GOTO(ラベルジャンプ)
バッチファイルを作成していると、「特定の条件を満たしたときに処理をスキップしたい」「エラーが発生したらエラー処理に飛びたい」といった場面に遭遇します。
このような処理の流れの制御を実現するのが GOTO コマンドです。
この記事では、GOTO コマンドの基本からサブルーチンの実現方法まで、具体的なサンプルコードを交えて詳しく解説します。
GOTO コマンドの基本構文
GOTO コマンドは、指定したラベルの位置にジャンプするコマンドです。
GOTO ラベル名
ジャンプ先のラベルは、コロン : で始まる行として定義します。
:ラベル名
基本的な使用例
@echo off
setlocal
echo 処理1を実行します。
GOTO SKIP
echo この行はスキップされます。
:SKIP
echo 処理2を実行します。
endlocal
GOTO SKIP によってラベル :SKIP の位置までジャンプするため、間にある echo は実行されません。

_____

== 作業指示 ==
1. GOTO コマンドの解説のうち、「バッチファイルを作成している」から「echo この行はスキップされます。」までの部分を一字一句変えずに書き写してください。
2. GOTO コマンドの解説によると、ジャンプ先のラベルはどのような行として定義しますか。
3. GOTO コマンドの解説を、最後の文の後から書き継いでください。
この後に続く行は参照しなくてもかまいません。

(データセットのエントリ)
_____

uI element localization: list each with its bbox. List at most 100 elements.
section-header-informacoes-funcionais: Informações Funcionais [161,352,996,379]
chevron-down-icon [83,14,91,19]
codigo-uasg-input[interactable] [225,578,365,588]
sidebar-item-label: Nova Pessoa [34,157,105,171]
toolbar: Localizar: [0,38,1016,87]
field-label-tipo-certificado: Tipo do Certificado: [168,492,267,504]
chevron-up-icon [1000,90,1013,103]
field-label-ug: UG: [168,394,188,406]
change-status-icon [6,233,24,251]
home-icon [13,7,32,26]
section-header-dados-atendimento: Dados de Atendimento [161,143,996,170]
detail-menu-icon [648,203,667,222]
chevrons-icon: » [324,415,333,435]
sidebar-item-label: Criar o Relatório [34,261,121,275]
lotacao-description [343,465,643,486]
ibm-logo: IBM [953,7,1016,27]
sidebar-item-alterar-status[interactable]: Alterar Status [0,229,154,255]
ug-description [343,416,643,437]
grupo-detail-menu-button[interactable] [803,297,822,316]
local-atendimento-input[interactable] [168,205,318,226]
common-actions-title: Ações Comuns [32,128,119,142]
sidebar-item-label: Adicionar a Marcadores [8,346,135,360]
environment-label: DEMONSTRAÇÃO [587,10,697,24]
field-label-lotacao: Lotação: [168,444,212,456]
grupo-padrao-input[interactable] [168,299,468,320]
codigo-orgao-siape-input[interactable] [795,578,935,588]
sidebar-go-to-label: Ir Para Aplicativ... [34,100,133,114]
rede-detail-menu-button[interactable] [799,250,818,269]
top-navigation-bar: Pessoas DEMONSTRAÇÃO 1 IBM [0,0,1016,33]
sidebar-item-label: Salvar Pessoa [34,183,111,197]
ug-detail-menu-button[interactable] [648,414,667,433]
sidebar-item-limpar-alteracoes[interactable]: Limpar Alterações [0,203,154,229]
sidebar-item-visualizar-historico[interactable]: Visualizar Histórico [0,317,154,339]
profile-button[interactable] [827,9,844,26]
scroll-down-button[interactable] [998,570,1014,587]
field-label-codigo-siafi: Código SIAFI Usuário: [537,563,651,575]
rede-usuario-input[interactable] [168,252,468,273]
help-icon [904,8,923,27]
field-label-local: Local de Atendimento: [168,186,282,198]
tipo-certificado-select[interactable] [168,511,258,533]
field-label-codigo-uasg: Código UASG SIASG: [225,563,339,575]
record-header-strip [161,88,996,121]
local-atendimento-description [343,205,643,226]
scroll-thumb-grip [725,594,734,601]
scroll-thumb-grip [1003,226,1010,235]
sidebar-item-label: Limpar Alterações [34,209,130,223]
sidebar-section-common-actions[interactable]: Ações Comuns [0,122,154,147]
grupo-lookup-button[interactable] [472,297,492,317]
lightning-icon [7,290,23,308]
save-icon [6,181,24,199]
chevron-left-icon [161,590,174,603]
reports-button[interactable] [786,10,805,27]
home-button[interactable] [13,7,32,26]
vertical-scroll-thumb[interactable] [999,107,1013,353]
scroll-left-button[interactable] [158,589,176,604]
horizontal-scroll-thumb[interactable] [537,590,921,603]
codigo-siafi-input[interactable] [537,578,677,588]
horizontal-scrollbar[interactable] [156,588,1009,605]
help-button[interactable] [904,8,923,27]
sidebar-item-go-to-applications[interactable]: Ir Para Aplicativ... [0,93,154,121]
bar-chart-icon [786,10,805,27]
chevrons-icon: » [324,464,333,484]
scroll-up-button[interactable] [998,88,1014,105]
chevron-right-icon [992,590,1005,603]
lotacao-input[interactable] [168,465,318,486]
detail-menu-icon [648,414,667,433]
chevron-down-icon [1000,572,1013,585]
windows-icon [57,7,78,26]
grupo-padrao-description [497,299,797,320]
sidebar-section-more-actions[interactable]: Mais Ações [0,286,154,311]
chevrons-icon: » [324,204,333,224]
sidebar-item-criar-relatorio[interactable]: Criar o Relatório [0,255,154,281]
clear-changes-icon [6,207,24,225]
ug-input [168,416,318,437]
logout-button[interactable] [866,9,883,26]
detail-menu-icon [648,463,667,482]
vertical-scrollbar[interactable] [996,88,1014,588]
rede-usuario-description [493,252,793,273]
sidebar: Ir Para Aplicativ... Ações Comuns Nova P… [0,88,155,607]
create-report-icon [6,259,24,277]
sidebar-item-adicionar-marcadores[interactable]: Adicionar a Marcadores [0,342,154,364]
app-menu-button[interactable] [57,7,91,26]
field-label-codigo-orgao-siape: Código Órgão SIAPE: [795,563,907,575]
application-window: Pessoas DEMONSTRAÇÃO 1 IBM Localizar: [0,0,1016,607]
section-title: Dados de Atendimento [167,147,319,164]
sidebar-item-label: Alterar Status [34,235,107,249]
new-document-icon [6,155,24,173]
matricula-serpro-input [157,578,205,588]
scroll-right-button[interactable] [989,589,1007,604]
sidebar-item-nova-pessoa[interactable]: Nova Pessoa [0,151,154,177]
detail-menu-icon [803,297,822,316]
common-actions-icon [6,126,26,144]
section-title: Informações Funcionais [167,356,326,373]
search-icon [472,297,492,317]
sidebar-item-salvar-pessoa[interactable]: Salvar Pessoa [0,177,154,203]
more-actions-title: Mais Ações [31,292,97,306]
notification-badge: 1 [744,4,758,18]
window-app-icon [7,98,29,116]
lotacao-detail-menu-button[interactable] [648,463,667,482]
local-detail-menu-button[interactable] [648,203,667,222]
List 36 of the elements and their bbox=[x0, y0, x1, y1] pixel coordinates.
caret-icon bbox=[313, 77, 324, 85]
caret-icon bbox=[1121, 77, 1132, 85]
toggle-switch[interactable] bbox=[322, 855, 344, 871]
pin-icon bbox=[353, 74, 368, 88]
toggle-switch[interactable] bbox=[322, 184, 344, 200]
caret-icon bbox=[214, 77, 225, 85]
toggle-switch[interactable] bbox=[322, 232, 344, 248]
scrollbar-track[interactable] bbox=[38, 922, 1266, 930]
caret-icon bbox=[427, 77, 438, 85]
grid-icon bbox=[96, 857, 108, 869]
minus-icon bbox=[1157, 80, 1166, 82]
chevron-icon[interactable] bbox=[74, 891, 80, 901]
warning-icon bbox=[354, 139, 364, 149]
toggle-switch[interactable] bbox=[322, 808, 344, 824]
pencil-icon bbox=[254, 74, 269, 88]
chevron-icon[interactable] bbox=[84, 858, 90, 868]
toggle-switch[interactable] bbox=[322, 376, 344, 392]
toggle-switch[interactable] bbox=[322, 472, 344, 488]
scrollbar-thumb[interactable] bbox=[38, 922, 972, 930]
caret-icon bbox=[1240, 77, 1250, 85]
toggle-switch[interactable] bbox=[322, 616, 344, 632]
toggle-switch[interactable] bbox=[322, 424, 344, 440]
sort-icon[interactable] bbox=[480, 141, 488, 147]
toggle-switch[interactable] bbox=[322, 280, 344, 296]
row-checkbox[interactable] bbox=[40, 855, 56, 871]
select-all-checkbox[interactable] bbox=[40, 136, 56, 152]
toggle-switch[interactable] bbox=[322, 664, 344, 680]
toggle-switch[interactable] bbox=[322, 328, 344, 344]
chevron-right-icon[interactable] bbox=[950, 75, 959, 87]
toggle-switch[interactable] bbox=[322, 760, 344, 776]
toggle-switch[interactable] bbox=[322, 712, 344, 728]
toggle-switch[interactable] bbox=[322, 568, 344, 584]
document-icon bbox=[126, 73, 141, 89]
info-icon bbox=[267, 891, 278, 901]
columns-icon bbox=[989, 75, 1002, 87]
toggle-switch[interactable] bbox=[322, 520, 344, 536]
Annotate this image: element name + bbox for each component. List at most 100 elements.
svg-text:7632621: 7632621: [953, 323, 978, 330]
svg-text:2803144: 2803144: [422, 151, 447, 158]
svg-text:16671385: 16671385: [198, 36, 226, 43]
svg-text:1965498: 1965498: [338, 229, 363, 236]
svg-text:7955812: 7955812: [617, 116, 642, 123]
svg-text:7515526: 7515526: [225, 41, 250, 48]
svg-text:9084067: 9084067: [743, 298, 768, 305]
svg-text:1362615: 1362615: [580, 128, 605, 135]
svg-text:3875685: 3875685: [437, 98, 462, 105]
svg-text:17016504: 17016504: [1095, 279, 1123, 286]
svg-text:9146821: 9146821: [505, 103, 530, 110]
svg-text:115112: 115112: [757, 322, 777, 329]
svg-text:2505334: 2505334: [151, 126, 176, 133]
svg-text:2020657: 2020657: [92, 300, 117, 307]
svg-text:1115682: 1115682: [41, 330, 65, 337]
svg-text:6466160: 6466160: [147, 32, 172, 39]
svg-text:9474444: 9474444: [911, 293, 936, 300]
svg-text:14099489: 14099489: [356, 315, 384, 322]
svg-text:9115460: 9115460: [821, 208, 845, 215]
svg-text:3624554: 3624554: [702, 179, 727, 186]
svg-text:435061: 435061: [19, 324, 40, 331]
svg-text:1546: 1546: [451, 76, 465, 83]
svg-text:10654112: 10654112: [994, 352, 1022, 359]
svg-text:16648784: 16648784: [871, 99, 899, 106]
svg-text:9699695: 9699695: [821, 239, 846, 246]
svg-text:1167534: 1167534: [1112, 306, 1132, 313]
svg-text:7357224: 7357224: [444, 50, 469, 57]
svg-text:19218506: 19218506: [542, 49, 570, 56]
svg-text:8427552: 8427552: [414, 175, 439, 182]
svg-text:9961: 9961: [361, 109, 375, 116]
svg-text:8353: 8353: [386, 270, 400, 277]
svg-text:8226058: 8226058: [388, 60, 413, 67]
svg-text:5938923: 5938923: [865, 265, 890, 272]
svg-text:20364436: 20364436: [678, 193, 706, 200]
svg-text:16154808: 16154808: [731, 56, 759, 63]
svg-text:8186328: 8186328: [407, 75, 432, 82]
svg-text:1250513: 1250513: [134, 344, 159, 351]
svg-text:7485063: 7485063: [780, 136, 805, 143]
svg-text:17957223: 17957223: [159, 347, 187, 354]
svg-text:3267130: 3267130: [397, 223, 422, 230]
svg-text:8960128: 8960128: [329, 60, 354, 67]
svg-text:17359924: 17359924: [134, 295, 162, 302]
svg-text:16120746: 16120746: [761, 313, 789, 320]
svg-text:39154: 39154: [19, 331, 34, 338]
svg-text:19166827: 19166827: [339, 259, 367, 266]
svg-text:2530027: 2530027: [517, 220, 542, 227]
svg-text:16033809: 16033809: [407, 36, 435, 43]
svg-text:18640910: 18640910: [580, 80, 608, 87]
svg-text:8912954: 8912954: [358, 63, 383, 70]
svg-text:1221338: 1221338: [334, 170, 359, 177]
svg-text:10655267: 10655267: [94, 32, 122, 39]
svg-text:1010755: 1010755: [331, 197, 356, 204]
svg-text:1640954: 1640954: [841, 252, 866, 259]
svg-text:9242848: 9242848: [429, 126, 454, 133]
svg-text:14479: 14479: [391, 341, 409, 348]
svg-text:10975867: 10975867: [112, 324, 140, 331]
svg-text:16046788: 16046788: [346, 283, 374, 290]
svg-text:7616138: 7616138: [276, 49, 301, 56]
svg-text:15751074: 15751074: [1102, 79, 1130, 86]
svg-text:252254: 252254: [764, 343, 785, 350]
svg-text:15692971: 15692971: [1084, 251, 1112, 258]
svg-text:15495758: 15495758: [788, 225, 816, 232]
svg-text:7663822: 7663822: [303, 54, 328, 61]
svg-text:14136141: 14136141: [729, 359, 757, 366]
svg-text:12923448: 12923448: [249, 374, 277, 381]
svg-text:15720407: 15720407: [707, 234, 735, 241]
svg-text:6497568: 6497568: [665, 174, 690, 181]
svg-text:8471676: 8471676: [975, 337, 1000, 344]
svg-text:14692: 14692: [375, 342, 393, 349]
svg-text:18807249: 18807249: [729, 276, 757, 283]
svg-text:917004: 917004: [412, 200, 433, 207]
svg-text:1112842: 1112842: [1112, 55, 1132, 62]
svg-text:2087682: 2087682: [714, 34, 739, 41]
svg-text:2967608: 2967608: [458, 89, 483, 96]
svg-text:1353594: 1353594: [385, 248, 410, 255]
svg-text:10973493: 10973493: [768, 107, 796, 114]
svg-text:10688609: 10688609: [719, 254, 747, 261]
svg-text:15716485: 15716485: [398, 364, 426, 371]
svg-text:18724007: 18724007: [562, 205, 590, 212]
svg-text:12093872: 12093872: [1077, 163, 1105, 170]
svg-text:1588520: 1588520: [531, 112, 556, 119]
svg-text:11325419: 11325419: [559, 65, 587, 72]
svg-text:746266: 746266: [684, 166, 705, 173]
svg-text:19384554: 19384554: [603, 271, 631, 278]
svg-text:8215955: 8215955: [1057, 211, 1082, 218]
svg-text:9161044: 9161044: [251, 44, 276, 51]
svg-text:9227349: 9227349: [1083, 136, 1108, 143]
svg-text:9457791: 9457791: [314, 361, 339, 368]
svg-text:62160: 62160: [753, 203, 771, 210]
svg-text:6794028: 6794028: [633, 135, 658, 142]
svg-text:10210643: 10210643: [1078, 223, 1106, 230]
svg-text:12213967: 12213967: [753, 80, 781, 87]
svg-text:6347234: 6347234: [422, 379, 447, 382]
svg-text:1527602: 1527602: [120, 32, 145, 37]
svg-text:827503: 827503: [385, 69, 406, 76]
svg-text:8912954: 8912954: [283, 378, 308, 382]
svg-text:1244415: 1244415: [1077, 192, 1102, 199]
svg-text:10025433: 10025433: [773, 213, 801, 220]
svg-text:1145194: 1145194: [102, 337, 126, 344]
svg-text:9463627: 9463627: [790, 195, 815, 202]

_____

== 解答済みの課題 ==
1.
バッチファイルを作成していると、「特定の条件を満たしたときに処理をスキップしたい」「エラーが発生したらエラー処理に飛びたい」といった場面に遭遇します。
このような処理の流れの制御を実現するのが GOTO コマンドです。
この記事では、GOTO コマンドの基本からサブルーチンの実現方法まで、具体的なサンプルコードを交えて詳しく解説します。
GOTO コマンドの基本構文
GOTO コマンドは、指定したラベルの位置にジャンプするコマンドです。
GOTO ラベル名
ジャンプ先のラベルは、コロン : で始まる行として定義します。
:ラベル名
基本的な使用例
@echo off
setlocal
echo 処理1を実行します。
GOTO SKIP
echo この行はスキップされます。

2. コロン「:」で始まる行として定義します。

3.
ラベル名は大文字・小文字を区別しません。:SKIP、:skip、:Skip
はすべて同じラベルとして扱われます。
条件分岐と組み合わせる
GOTO コマンドは IF コマンドと組み合わせて使用されることが多く、条件に応じて処理の流れを変更できます。
エラー処理への分岐
@echo off
setlocal
copy "important.txt" "backup\important.txt" >nul 2>&1
IF %ERRORLEVEL% NEQ 0 GOTO ERROR
echo バックアップが完了しました。
GOTO END
:ERROR
echo エラー: バックアップに失敗しました。
:END
endlocal
コピーが失敗した場合は :ERROR ラベルに、成功した場合は :END ラベルにジャンプします。
GOTO :EOF でバッチを終了する
GOTO :EOF は、バッチファイルの末尾にジャンプしてバッチの実行を終了する特殊な記述です。
@echo off
setlocal
IF NOT EXIST "config.ini" (
echo エラー: config.ini が見つかりません。
GOTO :EOF
)
echo 設定ファイルを読み込みました。
rem 以降の処理...
endlocal
:EOF は明示的に定義する必要のない特殊なラベルです。コマンド拡張機能が有効な場合(Windows
のデフォルト設定)に使用できます。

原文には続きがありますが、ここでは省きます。